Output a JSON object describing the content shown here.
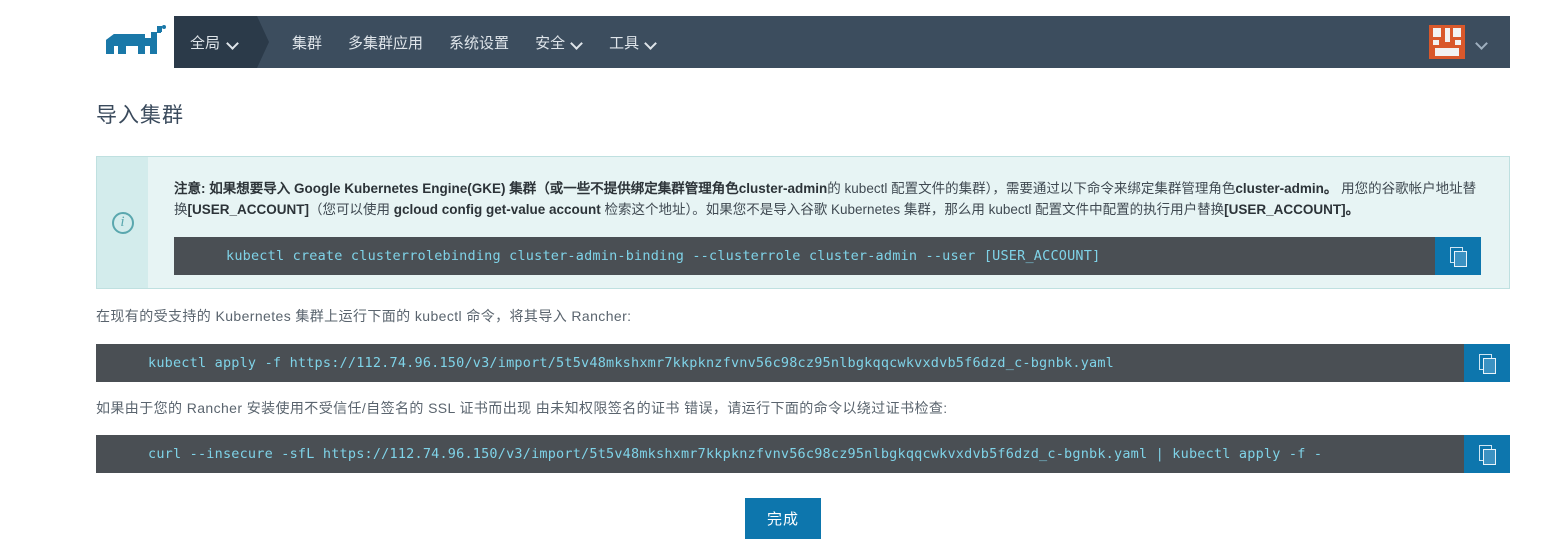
{
  "navbar": {
    "logo_name": "rancher-cow-logo",
    "active_item": {
      "label": "全局",
      "icon": "chevron-down-icon"
    },
    "items": [
      {
        "label": "集群",
        "has_caret": false
      },
      {
        "label": "多集群应用",
        "has_caret": false
      },
      {
        "label": "系统设置",
        "has_caret": false
      },
      {
        "label": "安全",
        "has_caret": true
      },
      {
        "label": "工具",
        "has_caret": true
      }
    ],
    "avatar_alt": "user-avatar",
    "avatar_color": "#d9582b",
    "background_color": "#3c4d5e",
    "active_background_color": "#2b3a49"
  },
  "page": {
    "title": "导入集群"
  },
  "notice": {
    "icon": "info-circle-icon",
    "background_color": "#e7f4f4",
    "border_color": "#bfe0e0",
    "line1_pre": "注意: 如果想要导入 Google Kubernetes Engine(GKE) 集群（或一些不提供绑定集群管理角色",
    "line1_b1": "cluster-admin",
    "line1_mid": "的 kubectl 配置文件的集群），需要通过以下命令来绑定集群管理角色",
    "line1_b2": "cluster-admin。",
    "line1_post": " 用您的谷歌帐户地址替换",
    "line1_b3": "[USER_ACCOUNT]",
    "line1_tail": "（您可以使用 ",
    "line2_b1": "gcloud config get-value account",
    "line2_mid": " 检索这个地址）。如果您不是导入谷歌 Kubernetes 集群，那么用 kubectl 配置文件中配置的执行用户替换",
    "line2_b2": "[USER_ACCOUNT]。",
    "command": "kubectl create clusterrolebinding cluster-admin-binding --clusterrole cluster-admin --user [USER_ACCOUNT]",
    "copy_label": "copy-icon"
  },
  "instructions": {
    "para1": "在现有的受支持的 Kubernetes 集群上运行下面的 kubectl 命令，将其导入 Rancher:",
    "command1": "kubectl apply -f https://112.74.96.150/v3/import/5t5v48mkshxmr7kkpknzfvnv56c98cz95nlbgkqqcwkvxdvb5f6dzd_c-bgnbk.yaml",
    "para2": "如果由于您的 Rancher 安装使用不受信任/自签名的 SSL 证书而出现 由未知权限签名的证书 错误，请运行下面的命令以绕过证书检查:",
    "command2": "curl --insecure -sfL https://112.74.96.150/v3/import/5t5v48mkshxmr7kkpknzfvnv56c98cz95nlbgkqqcwkvxdvb5f6dzd_c-bgnbk.yaml | kubectl apply -f -"
  },
  "footer": {
    "finish_label": "完成",
    "button_color": "#0d76ad"
  }
}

*Task prompt:* Every record above should come back exactly, but without its pictures.

*Finished task:*
Output a JSON object describing the content shown here.
{
  "navbar": {
    "logo_name": "rancher-cow-logo",
    "active_item": {
      "label": "全局",
      "icon": "chevron-down-icon"
    },
    "items": [
      {
        "label": "集群",
        "has_caret": false
      },
      {
        "label": "多集群应用",
        "has_caret": false
      },
      {
        "label": "系统设置",
        "has_caret": false
      },
      {
        "label": "安全",
        "has_caret": true
      },
      {
        "label": "工具",
        "has_caret": true
      }
    ],
    "avatar_alt": "user-avatar",
    "avatar_color": "#d9582b",
    "background_color": "#3c4d5e",
    "active_background_color": "#2b3a49"
  },
  "page": {
    "title": "导入集群"
  },
  "notice": {
    "icon": "info-circle-icon",
    "background_color": "#e7f4f4",
    "border_color": "#bfe0e0",
    "line1_pre": "注意: 如果想要导入 Google Kubernetes Engine(GKE) 集群（或一些不提供绑定集群管理角色",
    "line1_b1": "cluster-admin",
    "line1_mid": "的 kubectl 配置文件的集群），需要通过以下命令来绑定集群管理角色",
    "line1_b2": "cluster-admin。",
    "line1_post": " 用您的谷歌帐户地址替换",
    "line1_b3": "[USER_ACCOUNT]",
    "line1_tail": "（您可以使用 ",
    "line2_b1": "gcloud config get-value account",
    "line2_mid": " 检索这个地址）。如果您不是导入谷歌 Kubernetes 集群，那么用 kubectl 配置文件中配置的执行用户替换",
    "line2_b2": "[USER_ACCOUNT]。",
    "command": "kubectl create clusterrolebinding cluster-admin-binding --clusterrole cluster-admin --user [USER_ACCOUNT]",
    "copy_label": "copy-icon"
  },
  "instructions": {
    "para1": "在现有的受支持的 Kubernetes 集群上运行下面的 kubectl 命令，将其导入 Rancher:",
    "command1": "kubectl apply -f https://112.74.96.150/v3/import/5t5v48mkshxmr7kkpknzfvnv56c98cz95nlbgkqqcwkvxdvb5f6dzd_c-bgnbk.yaml",
    "para2": "如果由于您的 Rancher 安装使用不受信任/自签名的 SSL 证书而出现 由未知权限签名的证书 错误，请运行下面的命令以绕过证书检查:",
    "command2": "curl --insecure -sfL https://112.74.96.150/v3/import/5t5v48mkshxmr7kkpknzfvnv56c98cz95nlbgkqqcwkvxdvb5f6dzd_c-bgnbk.yaml | kubectl apply -f -"
  },
  "footer": {
    "finish_label": "完成",
    "button_color": "#0d76ad"
  }
}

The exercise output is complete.